What needs to be done:
Take the records underneath and set them down exactly.

---*---

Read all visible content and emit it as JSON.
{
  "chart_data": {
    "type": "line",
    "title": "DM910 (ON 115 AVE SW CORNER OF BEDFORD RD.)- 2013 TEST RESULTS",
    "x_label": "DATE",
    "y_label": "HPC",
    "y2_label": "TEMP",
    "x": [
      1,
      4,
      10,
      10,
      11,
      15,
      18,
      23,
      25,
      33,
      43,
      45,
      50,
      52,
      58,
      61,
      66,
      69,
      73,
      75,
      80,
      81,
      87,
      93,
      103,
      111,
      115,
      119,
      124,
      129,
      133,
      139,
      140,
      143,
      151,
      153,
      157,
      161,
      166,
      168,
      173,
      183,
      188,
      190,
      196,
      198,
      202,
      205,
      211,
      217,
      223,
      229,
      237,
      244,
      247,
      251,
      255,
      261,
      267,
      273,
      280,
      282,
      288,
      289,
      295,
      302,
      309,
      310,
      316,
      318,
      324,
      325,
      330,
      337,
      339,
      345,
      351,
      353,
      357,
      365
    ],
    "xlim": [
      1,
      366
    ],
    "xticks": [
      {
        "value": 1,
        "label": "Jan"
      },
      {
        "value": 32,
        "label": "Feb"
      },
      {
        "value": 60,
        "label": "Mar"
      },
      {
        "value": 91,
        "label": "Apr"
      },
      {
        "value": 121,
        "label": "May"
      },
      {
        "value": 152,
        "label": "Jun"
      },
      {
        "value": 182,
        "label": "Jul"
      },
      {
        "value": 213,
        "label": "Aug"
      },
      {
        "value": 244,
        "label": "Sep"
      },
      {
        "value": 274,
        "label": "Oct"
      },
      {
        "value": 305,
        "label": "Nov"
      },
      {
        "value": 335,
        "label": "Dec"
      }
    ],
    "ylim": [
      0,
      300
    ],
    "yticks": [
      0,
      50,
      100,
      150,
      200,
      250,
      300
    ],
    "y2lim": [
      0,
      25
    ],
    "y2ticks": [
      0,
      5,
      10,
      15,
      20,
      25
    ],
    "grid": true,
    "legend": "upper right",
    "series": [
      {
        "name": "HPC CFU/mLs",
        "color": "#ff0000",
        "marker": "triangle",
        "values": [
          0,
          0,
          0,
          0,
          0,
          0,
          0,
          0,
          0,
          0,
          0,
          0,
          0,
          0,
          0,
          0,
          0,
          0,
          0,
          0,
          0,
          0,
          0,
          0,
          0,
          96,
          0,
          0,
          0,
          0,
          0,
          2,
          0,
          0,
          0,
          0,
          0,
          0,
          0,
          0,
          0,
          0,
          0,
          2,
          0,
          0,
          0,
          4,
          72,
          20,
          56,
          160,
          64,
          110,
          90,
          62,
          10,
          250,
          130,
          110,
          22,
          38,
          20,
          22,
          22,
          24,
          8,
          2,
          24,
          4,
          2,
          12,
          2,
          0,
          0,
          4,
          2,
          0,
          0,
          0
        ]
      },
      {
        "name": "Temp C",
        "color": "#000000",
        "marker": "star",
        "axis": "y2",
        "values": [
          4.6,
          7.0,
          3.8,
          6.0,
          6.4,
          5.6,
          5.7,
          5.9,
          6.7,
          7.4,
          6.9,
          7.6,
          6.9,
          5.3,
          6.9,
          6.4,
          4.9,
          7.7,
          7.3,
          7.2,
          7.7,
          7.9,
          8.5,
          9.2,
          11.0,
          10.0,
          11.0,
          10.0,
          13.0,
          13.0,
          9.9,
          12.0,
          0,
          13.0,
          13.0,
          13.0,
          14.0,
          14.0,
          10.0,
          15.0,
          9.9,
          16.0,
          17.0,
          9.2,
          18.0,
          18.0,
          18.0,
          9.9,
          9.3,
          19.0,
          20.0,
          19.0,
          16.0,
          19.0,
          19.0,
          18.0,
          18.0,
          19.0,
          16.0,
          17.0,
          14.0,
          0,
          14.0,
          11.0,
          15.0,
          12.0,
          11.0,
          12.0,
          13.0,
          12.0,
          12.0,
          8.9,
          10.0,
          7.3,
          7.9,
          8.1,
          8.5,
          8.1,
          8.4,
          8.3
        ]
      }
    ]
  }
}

---*---

Solved exercise:
Read all visible content and emit it as JSON.
{
  "chart_data": {
    "type": "line",
    "title": "DM910 (ON 115 AVE SW CORNER OF BEDFORD RD.)- 2013 TEST RESULTS",
    "x_label": "DATE",
    "y_label": "HPC",
    "y2_label": "TEMP",
    "x": [
      1,
      4,
      10,
      10,
      11,
      15,
      18,
      23,
      25,
      33,
      43,
      45,
      50,
      52,
      58,
      61,
      66,
      69,
      73,
      75,
      80,
      81,
      87,
      93,
      103,
      111,
      115,
      119,
      124,
      129,
      133,
      139,
      140,
      143,
      151,
      153,
      157,
      161,
      166,
      168,
      173,
      183,
      188,
      190,
      196,
      198,
      202,
      205,
      211,
      217,
      223,
      229,
      237,
      244,
      247,
      251,
      255,
      261,
      267,
      273,
      280,
      282,
      288,
      289,
      295,
      302,
      309,
      310,
      316,
      318,
      324,
      325,
      330,
      337,
      339,
      345,
      351,
      353,
      357,
      365
    ],
    "xlim": [
      1,
      366
    ],
    "xticks": [
      {
        "value": 1,
        "label": "Jan"
      },
      {
        "value": 32,
        "label": "Feb"
      },
      {
        "value": 60,
        "label": "Mar"
      },
      {
        "value": 91,
        "label": "Apr"
      },
      {
        "value": 121,
        "label": "May"
      },
      {
        "value": 152,
        "label": "Jun"
      },
      {
        "value": 182,
        "label": "Jul"
      },
      {
        "value": 213,
        "label": "Aug"
      },
      {
        "value": 244,
        "label": "Sep"
      },
      {
        "value": 274,
        "label": "Oct"
      },
      {
        "value": 305,
        "label": "Nov"
      },
      {
        "value": 335,
        "label": "Dec"
      }
    ],
    "ylim": [
      0,
      300
    ],
    "yticks": [
      0,
      50,
      100,
      150,
      200,
      250,
      300
    ],
    "y2lim": [
      0,
      25
    ],
    "y2ticks": [
      0,
      5,
      10,
      15,
      20,
      25
    ],
    "grid": true,
    "legend": "upper right",
    "series": [
      {
        "name": "HPC CFU/mLs",
        "color": "#ff0000",
        "marker": "triangle",
        "values": [
          0,
          0,
          0,
          0,
          0,
          0,
          0,
          0,
          0,
          0,
          0,
          0,
          0,
          0,
          0,
          0,
          0,
          0,
          0,
          0,
          0,
          0,
          0,
          0,
          0,
          96,
          0,
          0,
          0,
          0,
          0,
          2,
          0,
          0,
          0,
          0,
          0,
          0,
          0,
          0,
          0,
          0,
          0,
          2,
          0,
          0,
          0,
          4,
          72,
          20,
          56,
          160,
          64,
          110,
          90,
          62,
          10,
          250,
          130,
          110,
          22,
          38,
          20,
          22,
          22,
          24,
          8,
          2,
          24,
          4,
          2,
          12,
          2,
          0,
          0,
          4,
          2,
          0,
          0,
          0
        ]
      },
      {
        "name": "Temp C",
        "color": "#000000",
        "marker": "star",
        "axis": "y2",
        "values": [
          4.6,
          7.0,
          3.8,
          6.0,
          6.4,
          5.6,
          5.7,
          5.9,
          6.7,
          7.4,
          6.9,
          7.6,
          6.9,
          5.3,
          6.9,
          6.4,
          4.9,
          7.7,
          7.3,
          7.2,
          7.7,
          7.9,
          8.5,
          9.2,
          11.0,
          10.0,
          11.0,
          10.0,
          13.0,
          13.0,
          9.9,
          12.0,
          0,
          13.0,
          13.0,
          13.0,
          14.0,
          14.0,
          10.0,
          15.0,
          9.9,
          16.0,
          17.0,
          9.2,
          18.0,
          18.0,
          18.0,
          9.9,
          9.3,
          19.0,
          20.0,
          19.0,
          16.0,
          19.0,
          19.0,
          18.0,
          18.0,
          19.0,
          16.0,
          17.0,
          14.0,
          0,
          14.0,
          11.0,
          15.0,
          12.0,
          11.0,
          12.0,
          13.0,
          12.0,
          12.0,
          8.9,
          10.0,
          7.3,
          7.9,
          8.1,
          8.5,
          8.1,
          8.4,
          8.3
        ]
      }
    ]
  }
}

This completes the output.